Items from a dataset:
START
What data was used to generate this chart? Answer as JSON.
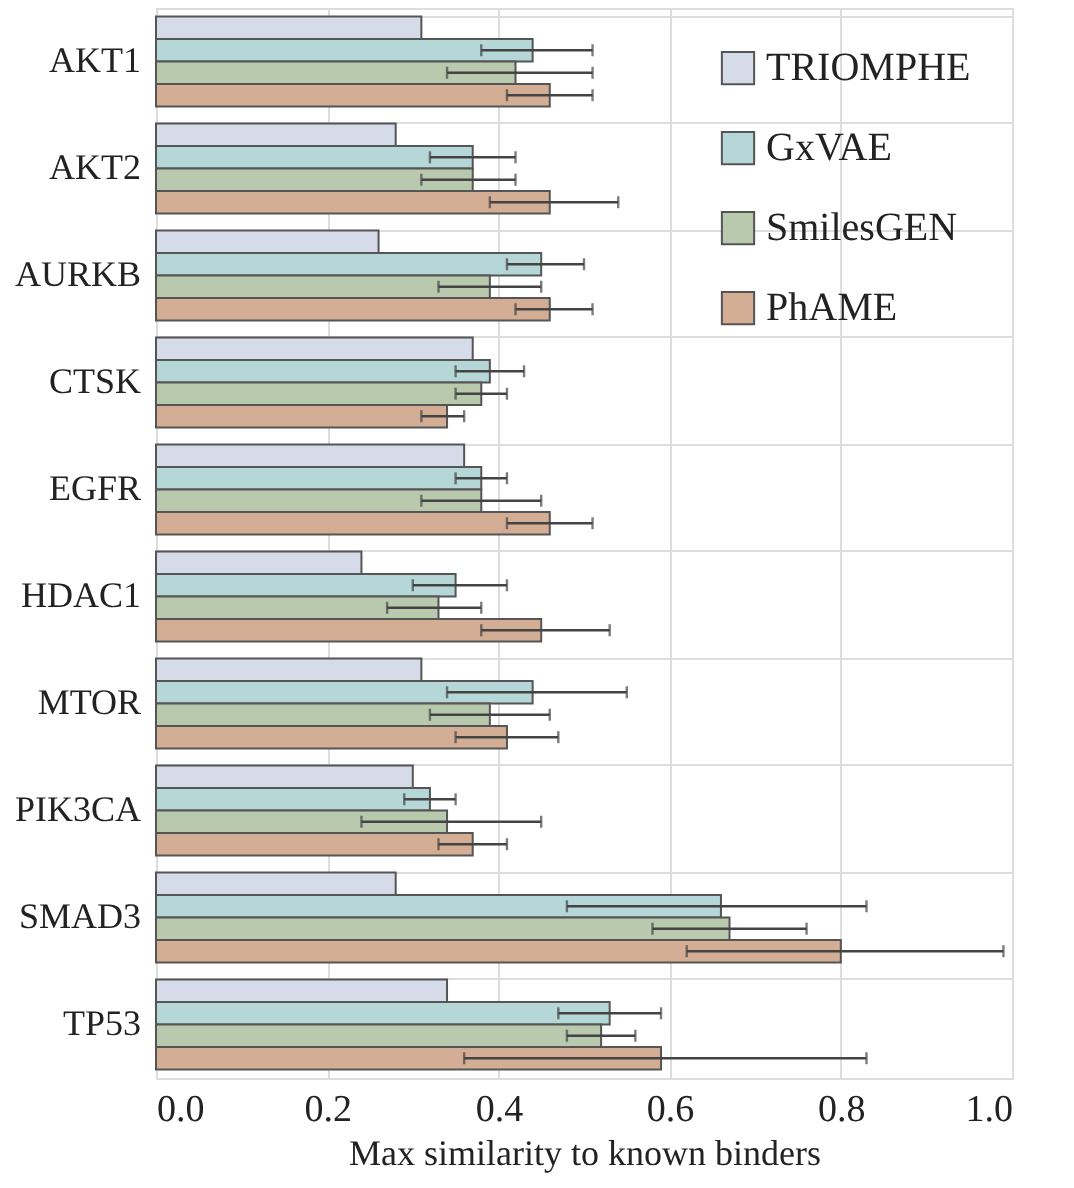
{
  "chart_data": {
    "type": "bar",
    "orientation": "horizontal",
    "xlabel": "Max similarity to known binders",
    "categories": [
      "AKT1",
      "AKT2",
      "AURKB",
      "CTSK",
      "EGFR",
      "HDAC1",
      "MTOR",
      "PIK3CA",
      "SMAD3",
      "TP53"
    ],
    "series": [
      {
        "name": "TRIOMPHE",
        "color": "#d6dbe9",
        "values": [
          0.31,
          0.28,
          0.26,
          0.37,
          0.36,
          0.24,
          0.31,
          0.3,
          0.28,
          0.34
        ]
      },
      {
        "name": "GxVAE",
        "color": "#b5d7d7",
        "values": [
          0.44,
          0.37,
          0.45,
          0.39,
          0.38,
          0.35,
          0.44,
          0.32,
          0.66,
          0.53
        ],
        "errors": [
          [
            0.38,
            0.51
          ],
          [
            0.32,
            0.42
          ],
          [
            0.41,
            0.5
          ],
          [
            0.35,
            0.43
          ],
          [
            0.35,
            0.41
          ],
          [
            0.3,
            0.41
          ],
          [
            0.34,
            0.55
          ],
          [
            0.29,
            0.35
          ],
          [
            0.48,
            0.83
          ],
          [
            0.47,
            0.59
          ]
        ]
      },
      {
        "name": "SmilesGEN",
        "color": "#b9c9ae",
        "values": [
          0.42,
          0.37,
          0.39,
          0.38,
          0.38,
          0.33,
          0.39,
          0.34,
          0.67,
          0.52
        ],
        "errors": [
          [
            0.34,
            0.51
          ],
          [
            0.31,
            0.42
          ],
          [
            0.33,
            0.45
          ],
          [
            0.35,
            0.41
          ],
          [
            0.31,
            0.45
          ],
          [
            0.27,
            0.38
          ],
          [
            0.32,
            0.46
          ],
          [
            0.24,
            0.45
          ],
          [
            0.58,
            0.76
          ],
          [
            0.48,
            0.56
          ]
        ]
      },
      {
        "name": "PhAME",
        "color": "#d3ae95",
        "values": [
          0.46,
          0.46,
          0.46,
          0.34,
          0.46,
          0.45,
          0.41,
          0.37,
          0.8,
          0.59
        ],
        "errors": [
          [
            0.41,
            0.51
          ],
          [
            0.39,
            0.54
          ],
          [
            0.42,
            0.51
          ],
          [
            0.31,
            0.36
          ],
          [
            0.41,
            0.51
          ],
          [
            0.38,
            0.53
          ],
          [
            0.35,
            0.47
          ],
          [
            0.33,
            0.41
          ],
          [
            0.62,
            0.99
          ],
          [
            0.36,
            0.83
          ]
        ]
      }
    ],
    "xlim": [
      0,
      1
    ],
    "xticks": [
      {
        "value": 0,
        "label": "0.0"
      },
      0.2,
      0.4,
      0.6,
      0.8,
      {
        "value": 1,
        "label": "1.0"
      }
    ],
    "grid": true,
    "legend": "top right"
  }
}
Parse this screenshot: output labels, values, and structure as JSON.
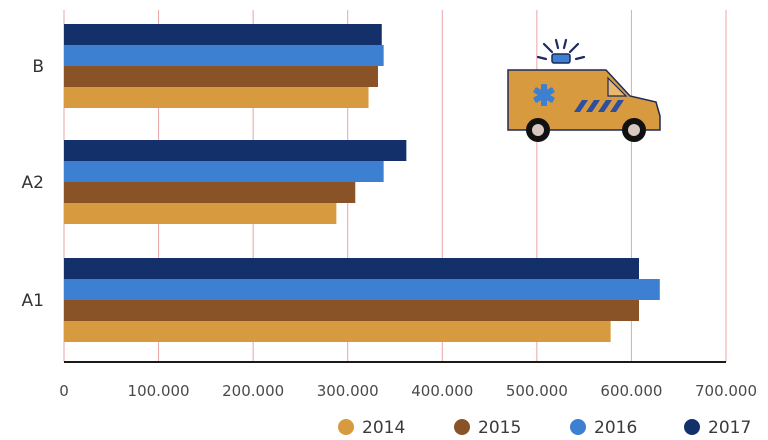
{
  "chart_data": {
    "type": "bar",
    "orientation": "horizontal",
    "title": "",
    "xlabel": "",
    "ylabel": "",
    "categories": [
      "B",
      "A2",
      "A1"
    ],
    "series": [
      {
        "name": "2014",
        "color": "#d79a3e",
        "values": [
          322000,
          288000,
          578000
        ]
      },
      {
        "name": "2015",
        "color": "#8a5327",
        "values": [
          332000,
          308000,
          608000
        ]
      },
      {
        "name": "2016",
        "color": "#3d7fd0",
        "values": [
          338000,
          338000,
          630000
        ]
      },
      {
        "name": "2017",
        "color": "#14306b",
        "values": [
          336000,
          362000,
          608000
        ]
      }
    ],
    "xlim": [
      0,
      700000
    ],
    "xticks": [
      0,
      100000,
      200000,
      300000,
      400000,
      500000,
      600000,
      700000
    ],
    "xtick_labels": [
      "0",
      "100.000",
      "200.000",
      "300.000",
      "400.000",
      "500.000",
      "600.000",
      "700.000"
    ],
    "grid": true,
    "grid_color": "#e8a5a5",
    "legend_position": "bottom-right",
    "illustration": "ambulance-icon"
  }
}
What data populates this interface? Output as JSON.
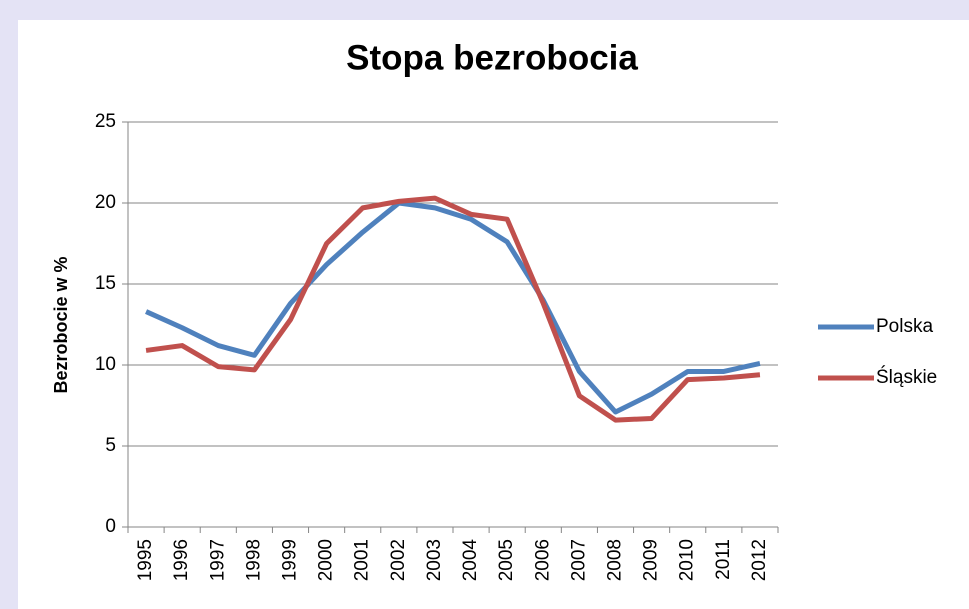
{
  "chart_data": {
    "type": "line",
    "title": "Stopa bezrobocia",
    "ylabel": "Bezrobocie w %",
    "categories": [
      "1995",
      "1996",
      "1997",
      "1998",
      "1999",
      "2000",
      "2001",
      "2002",
      "2003",
      "2004",
      "2005",
      "2006",
      "2007",
      "2008",
      "2009",
      "2010",
      "2011",
      "2012"
    ],
    "series": [
      {
        "name": "Polska",
        "color": "#4f81bd",
        "values": [
          13.3,
          12.3,
          11.2,
          10.6,
          13.8,
          16.2,
          18.2,
          20.0,
          19.7,
          19.0,
          17.6,
          14.0,
          9.6,
          7.1,
          8.2,
          9.6,
          9.6,
          10.1
        ]
      },
      {
        "name": "Śląskie",
        "color": "#c0504d",
        "values": [
          10.9,
          11.2,
          9.9,
          9.7,
          12.8,
          17.5,
          19.7,
          20.1,
          20.3,
          19.3,
          19.0,
          13.8,
          8.1,
          6.6,
          6.7,
          9.1,
          9.2,
          9.4
        ]
      }
    ],
    "ylim": [
      0,
      25
    ],
    "yticks": [
      0,
      5,
      10,
      15,
      20,
      25
    ],
    "grid": true,
    "legend": "right"
  }
}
END
SHORT EXERCISE
Report only how many lines in the records contain the word "What".

COMPLETED TASK
2